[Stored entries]

· · ·

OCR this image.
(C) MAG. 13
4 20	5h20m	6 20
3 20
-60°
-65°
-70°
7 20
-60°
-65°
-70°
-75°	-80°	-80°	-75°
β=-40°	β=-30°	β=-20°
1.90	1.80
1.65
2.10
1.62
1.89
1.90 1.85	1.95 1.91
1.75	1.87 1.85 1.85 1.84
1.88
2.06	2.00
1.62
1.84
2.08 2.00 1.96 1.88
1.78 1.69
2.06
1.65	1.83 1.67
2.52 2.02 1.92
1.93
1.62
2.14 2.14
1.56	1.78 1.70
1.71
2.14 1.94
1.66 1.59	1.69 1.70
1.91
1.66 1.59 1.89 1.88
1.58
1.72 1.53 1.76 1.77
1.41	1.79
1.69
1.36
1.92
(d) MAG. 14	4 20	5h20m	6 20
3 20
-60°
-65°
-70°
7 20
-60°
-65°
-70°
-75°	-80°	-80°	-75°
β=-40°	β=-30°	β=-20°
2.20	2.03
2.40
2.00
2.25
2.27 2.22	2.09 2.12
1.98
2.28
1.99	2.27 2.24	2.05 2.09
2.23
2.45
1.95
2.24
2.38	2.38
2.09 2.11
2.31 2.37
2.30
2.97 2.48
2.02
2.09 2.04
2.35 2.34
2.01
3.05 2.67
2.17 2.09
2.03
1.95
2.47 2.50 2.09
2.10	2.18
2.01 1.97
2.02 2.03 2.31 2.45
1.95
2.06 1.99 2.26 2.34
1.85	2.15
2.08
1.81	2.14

· · ·

### Work to be completed:
Copy out each record, keeping every word as it is.

### The answer:
OCR this image.
(C) MAG. 13
4 20	5h20m	6 20
3 20
-60°
-65°
-70°
7 20
-60°
-65°
-70°
-75°	-80°	-80°	-75°
β=-40°	β=-30°	β=-20°
1.90	1.80
1.65
2.10
1.62
1.89
1.90 1.85	1.95 1.91
1.75	1.87 1.85 1.85 1.84
1.88
2.06	2.00
1.62
1.84
2.08 2.00 1.96 1.88
1.78 1.69
2.06
1.65	1.83 1.67
2.52 2.02 1.92
1.93
1.62
2.14 2.14
1.56	1.78 1.70
1.71
2.14 1.94
1.66 1.59	1.69 1.70
1.91
1.66 1.59 1.89 1.88
1.58
1.72 1.53 1.76 1.77
1.41	1.79
1.69
1.36
1.92
(d) MAG. 14	4 20	5h20m	6 20
3 20
-60°
-65°
-70°
7 20
-60°
-65°
-70°
-75°	-80°	-80°	-75°
β=-40°	β=-30°	β=-20°
2.20	2.03
2.40
2.00
2.25
2.27 2.22	2.09 2.12
1.98
2.28
1.99	2.27 2.24	2.05 2.09
2.23
2.45
1.95
2.24
2.38	2.38
2.09 2.11
2.31 2.37
2.30
2.97 2.48
2.02
2.09 2.04
2.35 2.34
2.01
3.05 2.67
2.17 2.09
2.03
1.95
2.47 2.50 2.09
2.10	2.18
2.01 1.97
2.02 2.03 2.31 2.45
1.95
2.06 1.99 2.26 2.34
1.85	2.15
2.08
1.81	2.14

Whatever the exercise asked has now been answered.